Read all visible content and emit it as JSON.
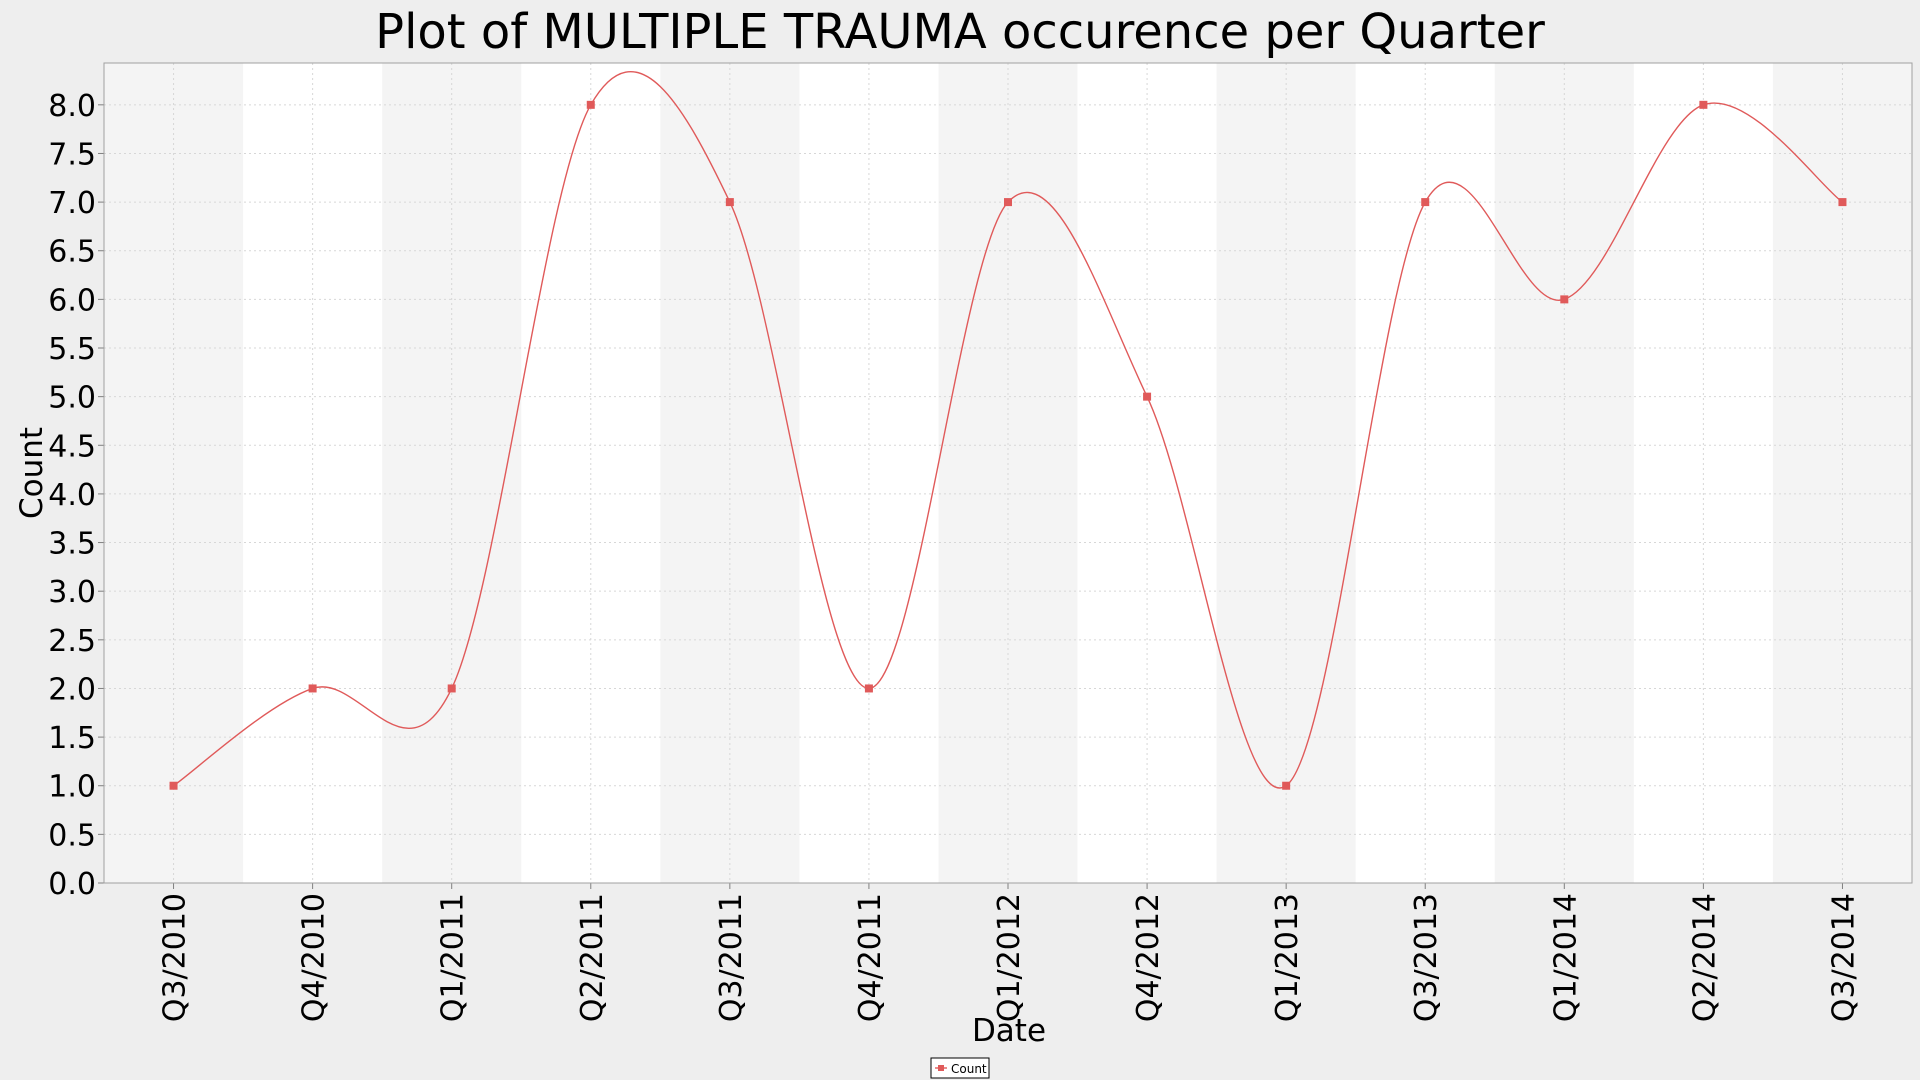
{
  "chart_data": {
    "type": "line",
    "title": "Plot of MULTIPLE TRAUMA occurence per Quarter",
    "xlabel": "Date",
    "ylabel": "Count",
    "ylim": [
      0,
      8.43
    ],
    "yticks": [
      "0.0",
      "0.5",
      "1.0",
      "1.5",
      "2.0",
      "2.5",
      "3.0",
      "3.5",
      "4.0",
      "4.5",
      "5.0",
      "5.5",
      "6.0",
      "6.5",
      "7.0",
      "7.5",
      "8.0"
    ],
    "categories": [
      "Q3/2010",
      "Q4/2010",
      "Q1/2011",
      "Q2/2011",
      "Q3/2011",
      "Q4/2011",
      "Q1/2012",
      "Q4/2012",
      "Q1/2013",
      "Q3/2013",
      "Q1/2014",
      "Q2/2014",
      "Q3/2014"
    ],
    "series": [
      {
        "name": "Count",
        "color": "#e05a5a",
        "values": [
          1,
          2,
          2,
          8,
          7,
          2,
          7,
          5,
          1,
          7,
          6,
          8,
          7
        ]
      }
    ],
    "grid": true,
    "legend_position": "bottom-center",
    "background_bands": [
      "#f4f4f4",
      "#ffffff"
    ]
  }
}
____________________
### WHAT NEEDS TO BE DONE
Copy all the lines of data exactly as they appear, dropping any images.

### TASK RESULT
Read all visible content and emit it as JSON.
{
  "chart_data": {
    "type": "line",
    "title": "Plot of MULTIPLE TRAUMA occurence per Quarter",
    "xlabel": "Date",
    "ylabel": "Count",
    "ylim": [
      0,
      8.43
    ],
    "yticks": [
      "0.0",
      "0.5",
      "1.0",
      "1.5",
      "2.0",
      "2.5",
      "3.0",
      "3.5",
      "4.0",
      "4.5",
      "5.0",
      "5.5",
      "6.0",
      "6.5",
      "7.0",
      "7.5",
      "8.0"
    ],
    "categories": [
      "Q3/2010",
      "Q4/2010",
      "Q1/2011",
      "Q2/2011",
      "Q3/2011",
      "Q4/2011",
      "Q1/2012",
      "Q4/2012",
      "Q1/2013",
      "Q3/2013",
      "Q1/2014",
      "Q2/2014",
      "Q3/2014"
    ],
    "series": [
      {
        "name": "Count",
        "color": "#e05a5a",
        "values": [
          1,
          2,
          2,
          8,
          7,
          2,
          7,
          5,
          1,
          7,
          6,
          8,
          7
        ]
      }
    ],
    "grid": true,
    "legend_position": "bottom-center",
    "background_bands": [
      "#f4f4f4",
      "#ffffff"
    ]
  }
}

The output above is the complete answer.